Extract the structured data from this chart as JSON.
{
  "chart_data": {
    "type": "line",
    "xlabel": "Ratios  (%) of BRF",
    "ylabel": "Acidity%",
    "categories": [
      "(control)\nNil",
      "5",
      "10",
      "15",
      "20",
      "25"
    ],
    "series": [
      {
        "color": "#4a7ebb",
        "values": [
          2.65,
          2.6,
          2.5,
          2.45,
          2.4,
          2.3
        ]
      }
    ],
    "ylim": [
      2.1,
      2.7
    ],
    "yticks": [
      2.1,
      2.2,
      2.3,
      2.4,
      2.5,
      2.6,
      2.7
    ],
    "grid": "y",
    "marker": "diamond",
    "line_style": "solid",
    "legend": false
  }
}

The request
Return every line exactly.

Completed task
Extract the structured data from this chart as JSON.
{
  "chart_data": {
    "type": "line",
    "xlabel": "Ratios  (%) of BRF",
    "ylabel": "Acidity%",
    "categories": [
      "(control)\nNil",
      "5",
      "10",
      "15",
      "20",
      "25"
    ],
    "series": [
      {
        "color": "#4a7ebb",
        "values": [
          2.65,
          2.6,
          2.5,
          2.45,
          2.4,
          2.3
        ]
      }
    ],
    "ylim": [
      2.1,
      2.7
    ],
    "yticks": [
      2.1,
      2.2,
      2.3,
      2.4,
      2.5,
      2.6,
      2.7
    ],
    "grid": "y",
    "marker": "diamond",
    "line_style": "solid",
    "legend": false
  }
}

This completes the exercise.